**Exercise directions**
Retype the material in full, keeping every word the same.

**Extracted records**

────────────────────

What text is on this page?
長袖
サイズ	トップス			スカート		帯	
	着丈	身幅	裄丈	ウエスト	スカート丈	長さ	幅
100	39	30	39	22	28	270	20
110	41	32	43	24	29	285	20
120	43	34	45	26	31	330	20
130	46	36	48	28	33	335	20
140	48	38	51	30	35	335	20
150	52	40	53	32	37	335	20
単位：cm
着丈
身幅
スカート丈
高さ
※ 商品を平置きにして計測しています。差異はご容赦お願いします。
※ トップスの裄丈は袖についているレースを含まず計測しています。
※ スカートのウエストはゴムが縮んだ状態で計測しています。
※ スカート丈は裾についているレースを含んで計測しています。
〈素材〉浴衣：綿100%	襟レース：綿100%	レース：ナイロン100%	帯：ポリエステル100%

────────────────────

**Exercise solution**
What text is on this page?
長袖
サイズ	トップス			スカート		帯	
	着丈	身幅	裄丈	ウエスト	スカート丈	長さ	幅
100	39	30	39	22	28	270	20
110	41	32	43	24	29	285	20
120	43	34	45	26	31	330	20
130	46	36	48	28	33	335	20
140	48	38	51	30	35	335	20
150	52	40	53	32	37	335	20
単位：cm
着丈
身幅
スカート丈
高さ
※ 商品を平置きにして計測しています。差異はご容赦お願いします。
※ トップスの裄丈は袖についているレースを含まず計測しています。
※ スカートのウエストはゴムが縮んだ状態で計測しています。
※ スカート丈は裾についているレースを含んで計測しています。
〈素材〉浴衣：綿100%	襟レース：綿100%	レース：ナイロン100%	帯：ポリエステル100%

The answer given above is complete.